» **WRITTEN REQUEST**
Extract every line of the material that holds the string "социальной".

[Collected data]
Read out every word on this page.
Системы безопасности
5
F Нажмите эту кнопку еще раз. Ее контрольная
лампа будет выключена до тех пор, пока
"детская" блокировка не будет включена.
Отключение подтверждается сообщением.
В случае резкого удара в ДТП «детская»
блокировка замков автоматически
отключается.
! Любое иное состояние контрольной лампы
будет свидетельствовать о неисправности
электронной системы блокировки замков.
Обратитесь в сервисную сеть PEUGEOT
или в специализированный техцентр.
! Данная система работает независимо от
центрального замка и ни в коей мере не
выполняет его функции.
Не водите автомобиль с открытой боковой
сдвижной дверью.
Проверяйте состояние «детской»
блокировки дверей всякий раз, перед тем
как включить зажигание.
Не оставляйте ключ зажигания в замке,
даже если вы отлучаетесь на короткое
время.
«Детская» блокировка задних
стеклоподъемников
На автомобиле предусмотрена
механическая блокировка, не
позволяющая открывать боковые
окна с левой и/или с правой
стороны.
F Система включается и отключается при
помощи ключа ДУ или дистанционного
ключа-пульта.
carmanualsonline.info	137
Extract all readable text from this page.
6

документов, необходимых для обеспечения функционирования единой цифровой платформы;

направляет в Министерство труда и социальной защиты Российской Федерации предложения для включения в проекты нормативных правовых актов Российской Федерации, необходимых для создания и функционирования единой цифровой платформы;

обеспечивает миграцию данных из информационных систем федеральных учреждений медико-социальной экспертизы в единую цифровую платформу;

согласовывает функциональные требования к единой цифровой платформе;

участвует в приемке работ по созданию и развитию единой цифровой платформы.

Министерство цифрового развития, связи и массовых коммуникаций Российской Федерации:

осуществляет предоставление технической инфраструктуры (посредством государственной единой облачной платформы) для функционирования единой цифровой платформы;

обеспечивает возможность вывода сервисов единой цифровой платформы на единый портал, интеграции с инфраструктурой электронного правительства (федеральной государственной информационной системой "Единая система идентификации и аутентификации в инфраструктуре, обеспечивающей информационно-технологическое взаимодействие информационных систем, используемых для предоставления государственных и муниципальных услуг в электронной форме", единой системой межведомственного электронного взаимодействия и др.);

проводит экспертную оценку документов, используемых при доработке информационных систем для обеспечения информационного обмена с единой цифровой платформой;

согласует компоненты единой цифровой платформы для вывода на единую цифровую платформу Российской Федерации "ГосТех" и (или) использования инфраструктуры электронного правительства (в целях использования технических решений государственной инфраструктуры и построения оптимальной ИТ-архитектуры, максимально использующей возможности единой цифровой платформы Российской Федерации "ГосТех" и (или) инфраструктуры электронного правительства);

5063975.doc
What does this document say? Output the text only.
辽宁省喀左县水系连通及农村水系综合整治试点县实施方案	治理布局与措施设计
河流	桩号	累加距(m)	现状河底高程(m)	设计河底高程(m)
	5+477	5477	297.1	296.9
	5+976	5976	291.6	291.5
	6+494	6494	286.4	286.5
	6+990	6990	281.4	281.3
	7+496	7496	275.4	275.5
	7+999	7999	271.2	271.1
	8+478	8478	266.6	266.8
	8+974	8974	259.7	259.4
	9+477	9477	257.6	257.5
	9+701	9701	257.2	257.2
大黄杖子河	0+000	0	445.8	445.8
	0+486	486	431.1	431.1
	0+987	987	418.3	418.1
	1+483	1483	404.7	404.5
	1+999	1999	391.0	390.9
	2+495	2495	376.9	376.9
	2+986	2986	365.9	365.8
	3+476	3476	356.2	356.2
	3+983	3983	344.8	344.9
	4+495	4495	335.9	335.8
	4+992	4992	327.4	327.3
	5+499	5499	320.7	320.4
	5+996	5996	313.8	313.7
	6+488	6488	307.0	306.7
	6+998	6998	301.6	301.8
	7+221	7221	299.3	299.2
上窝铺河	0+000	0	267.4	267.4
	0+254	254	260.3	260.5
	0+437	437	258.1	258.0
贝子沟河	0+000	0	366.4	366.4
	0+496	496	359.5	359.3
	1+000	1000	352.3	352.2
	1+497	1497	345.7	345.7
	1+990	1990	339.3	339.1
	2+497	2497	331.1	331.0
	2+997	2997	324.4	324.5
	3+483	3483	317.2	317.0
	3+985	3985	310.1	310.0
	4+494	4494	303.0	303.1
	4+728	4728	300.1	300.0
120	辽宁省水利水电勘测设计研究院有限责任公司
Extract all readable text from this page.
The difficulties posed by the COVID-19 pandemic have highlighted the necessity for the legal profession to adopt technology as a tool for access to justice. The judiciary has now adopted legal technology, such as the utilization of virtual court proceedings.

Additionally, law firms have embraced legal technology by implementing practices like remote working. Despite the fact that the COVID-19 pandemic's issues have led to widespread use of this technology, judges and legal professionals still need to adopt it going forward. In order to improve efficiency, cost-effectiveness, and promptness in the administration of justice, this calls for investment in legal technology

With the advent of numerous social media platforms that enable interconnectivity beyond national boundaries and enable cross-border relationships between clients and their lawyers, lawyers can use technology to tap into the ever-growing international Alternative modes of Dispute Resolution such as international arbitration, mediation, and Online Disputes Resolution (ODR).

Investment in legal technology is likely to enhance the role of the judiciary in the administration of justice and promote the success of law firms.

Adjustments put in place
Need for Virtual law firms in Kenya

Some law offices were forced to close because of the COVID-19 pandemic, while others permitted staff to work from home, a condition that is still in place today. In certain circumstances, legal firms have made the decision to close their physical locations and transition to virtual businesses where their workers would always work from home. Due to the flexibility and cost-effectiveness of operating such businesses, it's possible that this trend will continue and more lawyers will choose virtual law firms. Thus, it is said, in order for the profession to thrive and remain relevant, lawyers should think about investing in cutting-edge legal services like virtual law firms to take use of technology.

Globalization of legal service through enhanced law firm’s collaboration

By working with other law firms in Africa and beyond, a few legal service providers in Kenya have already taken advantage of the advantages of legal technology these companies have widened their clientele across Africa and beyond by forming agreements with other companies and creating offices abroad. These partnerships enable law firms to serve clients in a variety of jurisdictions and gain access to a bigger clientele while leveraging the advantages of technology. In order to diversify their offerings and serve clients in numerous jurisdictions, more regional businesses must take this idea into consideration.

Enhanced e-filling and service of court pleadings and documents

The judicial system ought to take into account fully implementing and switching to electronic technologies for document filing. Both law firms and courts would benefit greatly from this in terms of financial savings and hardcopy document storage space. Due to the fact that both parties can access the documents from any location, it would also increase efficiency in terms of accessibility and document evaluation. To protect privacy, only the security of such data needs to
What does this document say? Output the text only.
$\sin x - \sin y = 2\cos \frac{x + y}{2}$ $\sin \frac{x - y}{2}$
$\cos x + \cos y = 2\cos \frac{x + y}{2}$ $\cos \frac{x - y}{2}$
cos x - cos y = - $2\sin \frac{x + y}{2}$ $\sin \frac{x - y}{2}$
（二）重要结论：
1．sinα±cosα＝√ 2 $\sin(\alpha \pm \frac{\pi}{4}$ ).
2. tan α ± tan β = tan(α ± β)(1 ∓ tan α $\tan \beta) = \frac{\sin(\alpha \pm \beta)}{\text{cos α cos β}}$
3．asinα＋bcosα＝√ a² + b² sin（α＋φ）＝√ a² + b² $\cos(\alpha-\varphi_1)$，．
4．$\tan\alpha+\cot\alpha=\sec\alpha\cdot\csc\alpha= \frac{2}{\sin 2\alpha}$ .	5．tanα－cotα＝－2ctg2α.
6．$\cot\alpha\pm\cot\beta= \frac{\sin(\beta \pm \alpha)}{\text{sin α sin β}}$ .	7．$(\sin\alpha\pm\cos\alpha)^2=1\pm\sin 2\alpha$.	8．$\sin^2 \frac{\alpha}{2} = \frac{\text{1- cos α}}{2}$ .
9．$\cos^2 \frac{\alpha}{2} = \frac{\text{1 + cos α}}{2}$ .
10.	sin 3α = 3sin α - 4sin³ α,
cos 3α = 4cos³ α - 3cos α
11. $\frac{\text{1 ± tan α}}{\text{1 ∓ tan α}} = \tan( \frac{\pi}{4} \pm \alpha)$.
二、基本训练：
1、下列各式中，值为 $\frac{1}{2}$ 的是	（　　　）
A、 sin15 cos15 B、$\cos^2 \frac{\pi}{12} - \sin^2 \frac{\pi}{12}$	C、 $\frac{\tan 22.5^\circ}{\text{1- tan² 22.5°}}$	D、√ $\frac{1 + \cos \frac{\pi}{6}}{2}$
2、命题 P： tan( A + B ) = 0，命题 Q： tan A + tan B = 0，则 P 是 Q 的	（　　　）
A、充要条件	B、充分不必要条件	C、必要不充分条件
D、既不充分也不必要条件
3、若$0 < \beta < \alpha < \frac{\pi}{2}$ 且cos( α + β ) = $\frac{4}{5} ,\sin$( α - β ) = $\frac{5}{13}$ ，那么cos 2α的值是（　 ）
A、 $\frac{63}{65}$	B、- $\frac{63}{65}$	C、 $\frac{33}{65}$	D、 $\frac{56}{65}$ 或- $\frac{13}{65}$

» **SOLUTION**
направляет в Министерство труда и социальной защиты Российской Федерации предложения для включения в проекты нормативных правовых актов Российской Федерации, необходимых для создания и функционирования единой цифровой платформы;
обеспечивает миграцию данных из информационных систем федеральных учреждений медико-социальной экспертизы в единую цифровую платформу;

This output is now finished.